— Start of Dataset records —

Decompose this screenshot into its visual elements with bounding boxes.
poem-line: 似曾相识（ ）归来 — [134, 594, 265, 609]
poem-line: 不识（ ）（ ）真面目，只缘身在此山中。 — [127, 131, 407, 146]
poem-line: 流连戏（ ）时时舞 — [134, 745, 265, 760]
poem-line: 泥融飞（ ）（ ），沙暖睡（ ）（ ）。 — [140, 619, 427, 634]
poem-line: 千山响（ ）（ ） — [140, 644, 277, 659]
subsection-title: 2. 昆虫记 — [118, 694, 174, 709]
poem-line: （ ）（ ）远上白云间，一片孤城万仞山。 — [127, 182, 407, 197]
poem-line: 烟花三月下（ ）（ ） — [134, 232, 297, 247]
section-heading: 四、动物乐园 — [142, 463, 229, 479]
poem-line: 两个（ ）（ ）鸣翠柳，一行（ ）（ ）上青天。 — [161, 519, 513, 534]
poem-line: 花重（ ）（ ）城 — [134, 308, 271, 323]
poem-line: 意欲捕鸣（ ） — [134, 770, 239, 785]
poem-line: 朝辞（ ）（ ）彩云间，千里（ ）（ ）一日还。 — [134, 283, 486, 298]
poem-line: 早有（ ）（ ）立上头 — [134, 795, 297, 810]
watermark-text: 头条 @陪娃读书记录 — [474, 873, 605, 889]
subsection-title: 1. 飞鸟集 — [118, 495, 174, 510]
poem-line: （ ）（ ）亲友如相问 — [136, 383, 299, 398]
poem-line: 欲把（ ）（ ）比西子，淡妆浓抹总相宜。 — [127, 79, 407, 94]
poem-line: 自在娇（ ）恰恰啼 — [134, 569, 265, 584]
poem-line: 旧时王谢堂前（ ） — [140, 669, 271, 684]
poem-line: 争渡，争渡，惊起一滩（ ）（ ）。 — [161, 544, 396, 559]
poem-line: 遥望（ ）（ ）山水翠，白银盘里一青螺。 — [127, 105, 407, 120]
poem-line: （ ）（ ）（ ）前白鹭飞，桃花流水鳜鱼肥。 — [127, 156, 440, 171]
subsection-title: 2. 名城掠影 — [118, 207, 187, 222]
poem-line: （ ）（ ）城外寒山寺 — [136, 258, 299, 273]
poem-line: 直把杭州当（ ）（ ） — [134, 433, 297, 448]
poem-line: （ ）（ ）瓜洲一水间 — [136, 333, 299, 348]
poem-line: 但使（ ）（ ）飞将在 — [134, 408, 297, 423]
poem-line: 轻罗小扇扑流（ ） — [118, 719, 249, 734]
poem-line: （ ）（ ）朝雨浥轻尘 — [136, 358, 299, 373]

— End of Dataset records —

## To be done
Format the lines above as a Markdown table with the columns "Row" and "Line", where Row holds a running number and Line holds the line itself, and leave out any blank lines.

## Task response
| Row | Line |
|---|---|
| 1 | Decompose this screenshot into its visual elements with bounding boxes. |
| 2 | poem-line: 似曾相识（ ）归来 — [134, 594, 265, 609] |
| 3 | poem-line: 不识（ ）（ ）真面目，只缘身在此山中。 — [127, 131, 407, 146] |
| 4 | poem-line: 流连戏（ ）时时舞 — [134, 745, 265, 760] |
| 5 | poem-line: 泥融飞（ ）（ ），沙暖睡（ ）（ ）。 — [140, 619, 427, 634] |
| 6 | poem-line: 千山响（ ）（ ） — [140, 644, 277, 659] |
| 7 | subsection-title: 2. 昆虫记 — [118, 694, 174, 709] |
| 8 | poem-line: （ ）（ ）远上白云间，一片孤城万仞山。 — [127, 182, 407, 197] |
| 9 | poem-line: 烟花三月下（ ）（ ） — [134, 232, 297, 247] |
| 10 | section-heading: 四、动物乐园 — [142, 463, 229, 479] |
| 11 | poem-line: 两个（ ）（ ）鸣翠柳，一行（ ）（ ）上青天。 — [161, 519, 513, 534] |
| 12 | poem-line: 花重（ ）（ ）城 — [134, 308, 271, 323] |
| 13 | poem-line: 意欲捕鸣（ ） — [134, 770, 239, 785] |
| 14 | poem-line: 朝辞（ ）（ ）彩云间，千里（ ）（ ）一日还。 — [134, 283, 486, 298] |
| 15 | poem-line: 早有（ ）（ ）立上头 — [134, 795, 297, 810] |
| 16 | watermark-text: 头条 @陪娃读书记录 — [474, 873, 605, 889] |
| 17 | subsection-title: 1. 飞鸟集 — [118, 495, 174, 510] |
| 18 | poem-line: （ ）（ ）亲友如相问 — [136, 383, 299, 398] |
| 19 | poem-line: 欲把（ ）（ ）比西子，淡妆浓抹总相宜。 — [127, 79, 407, 94] |
| 20 | poem-line: 自在娇（ ）恰恰啼 — [134, 569, 265, 584] |
| 21 | poem-line: 旧时王谢堂前（ ） — [140, 669, 271, 684] |
| 22 | poem-line: 争渡，争渡，惊起一滩（ ）（ ）。 — [161, 544, 396, 559] |
| 23 | poem-line: 遥望（ ）（ ）山水翠，白银盘里一青螺。 — [127, 105, 407, 120] |
| 24 | poem-line: （ ）（ ）（ ）前白鹭飞，桃花流水鳜鱼肥。 — [127, 156, 440, 171] |
| 25 | subsection-title: 2. 名城掠影 — [118, 207, 187, 222] |
| 26 | poem-line: （ ）（ ）城外寒山寺 — [136, 258, 299, 273] |
| 27 | poem-line: 直把杭州当（ ）（ ） — [134, 433, 297, 448] |
| 28 | poem-line: （ ）（ ）瓜洲一水间 — [136, 333, 299, 348] |
| 29 | poem-line: 但使（ ）（ ）飞将在 — [134, 408, 297, 423] |
| 30 | poem-line: 轻罗小扇扑流（ ） — [118, 719, 249, 734] |
| 31 | poem-line: （ ）（ ）朝雨浥轻尘 — [136, 358, 299, 373] |